* _Task statement_: Identify the lines that contain the string "marker" and report only how many there are.

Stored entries
'''

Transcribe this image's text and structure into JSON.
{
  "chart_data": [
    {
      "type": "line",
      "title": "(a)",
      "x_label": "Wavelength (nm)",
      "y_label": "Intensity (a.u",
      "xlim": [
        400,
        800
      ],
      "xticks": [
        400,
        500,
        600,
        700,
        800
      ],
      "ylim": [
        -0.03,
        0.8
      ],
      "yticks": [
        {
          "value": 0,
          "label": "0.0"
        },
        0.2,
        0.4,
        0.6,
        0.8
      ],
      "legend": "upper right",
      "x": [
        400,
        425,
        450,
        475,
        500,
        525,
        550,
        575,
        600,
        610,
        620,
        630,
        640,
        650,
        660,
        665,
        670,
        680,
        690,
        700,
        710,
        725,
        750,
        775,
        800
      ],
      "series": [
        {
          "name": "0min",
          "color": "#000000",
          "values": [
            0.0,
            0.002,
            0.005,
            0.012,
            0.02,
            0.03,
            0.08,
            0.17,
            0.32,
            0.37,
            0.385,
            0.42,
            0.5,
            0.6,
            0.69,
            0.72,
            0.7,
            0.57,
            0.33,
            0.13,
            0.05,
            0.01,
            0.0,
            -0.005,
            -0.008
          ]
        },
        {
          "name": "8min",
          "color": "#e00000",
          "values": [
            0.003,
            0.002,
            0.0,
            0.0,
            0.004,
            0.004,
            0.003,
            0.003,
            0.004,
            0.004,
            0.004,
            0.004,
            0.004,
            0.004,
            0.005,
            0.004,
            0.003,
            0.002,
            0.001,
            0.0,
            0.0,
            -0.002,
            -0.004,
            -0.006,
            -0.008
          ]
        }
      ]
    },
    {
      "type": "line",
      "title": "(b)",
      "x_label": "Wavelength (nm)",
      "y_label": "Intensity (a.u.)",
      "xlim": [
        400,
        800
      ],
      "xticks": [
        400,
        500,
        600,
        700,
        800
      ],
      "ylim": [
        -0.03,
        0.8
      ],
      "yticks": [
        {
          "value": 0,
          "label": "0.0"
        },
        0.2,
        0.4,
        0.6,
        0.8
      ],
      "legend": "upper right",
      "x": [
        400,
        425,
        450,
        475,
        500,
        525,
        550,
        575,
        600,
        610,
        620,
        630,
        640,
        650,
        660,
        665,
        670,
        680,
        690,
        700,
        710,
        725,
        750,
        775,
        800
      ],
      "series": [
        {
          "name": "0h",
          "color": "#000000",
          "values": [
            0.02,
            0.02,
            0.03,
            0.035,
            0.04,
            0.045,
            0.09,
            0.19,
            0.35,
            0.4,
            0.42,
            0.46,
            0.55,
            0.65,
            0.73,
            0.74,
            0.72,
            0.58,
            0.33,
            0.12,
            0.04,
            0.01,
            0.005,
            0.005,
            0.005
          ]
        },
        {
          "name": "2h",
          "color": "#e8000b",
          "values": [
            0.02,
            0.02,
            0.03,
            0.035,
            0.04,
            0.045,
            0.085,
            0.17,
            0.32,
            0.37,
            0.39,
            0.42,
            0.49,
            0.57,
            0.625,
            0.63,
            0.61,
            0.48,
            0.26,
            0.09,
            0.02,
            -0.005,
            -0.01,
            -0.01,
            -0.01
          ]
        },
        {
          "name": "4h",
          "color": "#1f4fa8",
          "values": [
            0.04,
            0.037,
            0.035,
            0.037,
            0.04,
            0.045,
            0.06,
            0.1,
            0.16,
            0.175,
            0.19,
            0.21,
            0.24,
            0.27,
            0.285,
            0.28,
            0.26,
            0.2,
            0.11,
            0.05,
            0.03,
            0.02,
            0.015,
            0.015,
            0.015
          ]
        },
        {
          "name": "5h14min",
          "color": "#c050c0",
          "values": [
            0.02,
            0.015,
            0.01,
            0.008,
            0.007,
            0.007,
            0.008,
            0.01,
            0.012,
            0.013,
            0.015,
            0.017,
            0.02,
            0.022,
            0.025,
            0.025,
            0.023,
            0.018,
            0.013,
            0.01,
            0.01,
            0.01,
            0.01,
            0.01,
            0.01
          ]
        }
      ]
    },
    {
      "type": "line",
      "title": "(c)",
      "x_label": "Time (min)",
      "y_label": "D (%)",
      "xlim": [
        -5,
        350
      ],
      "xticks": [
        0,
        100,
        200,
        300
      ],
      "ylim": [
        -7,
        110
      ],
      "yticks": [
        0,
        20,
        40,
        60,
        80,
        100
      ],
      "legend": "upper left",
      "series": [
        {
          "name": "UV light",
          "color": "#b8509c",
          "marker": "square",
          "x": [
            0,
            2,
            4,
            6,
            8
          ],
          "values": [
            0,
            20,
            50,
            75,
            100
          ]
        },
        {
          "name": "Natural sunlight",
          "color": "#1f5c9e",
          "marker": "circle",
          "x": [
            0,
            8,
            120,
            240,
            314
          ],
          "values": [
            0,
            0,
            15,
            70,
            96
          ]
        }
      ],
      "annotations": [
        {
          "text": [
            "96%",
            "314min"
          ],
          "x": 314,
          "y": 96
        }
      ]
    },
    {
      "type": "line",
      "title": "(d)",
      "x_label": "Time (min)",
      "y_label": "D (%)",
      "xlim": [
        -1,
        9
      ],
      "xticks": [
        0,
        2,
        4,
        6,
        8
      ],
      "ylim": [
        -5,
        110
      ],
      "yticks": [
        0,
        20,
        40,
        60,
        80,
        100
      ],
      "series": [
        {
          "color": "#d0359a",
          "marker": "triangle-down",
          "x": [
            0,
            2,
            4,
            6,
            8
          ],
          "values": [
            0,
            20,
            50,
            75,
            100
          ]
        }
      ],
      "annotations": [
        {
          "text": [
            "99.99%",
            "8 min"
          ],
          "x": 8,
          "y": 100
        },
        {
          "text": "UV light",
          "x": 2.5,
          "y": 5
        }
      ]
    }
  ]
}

'''

* _Full solution_: 3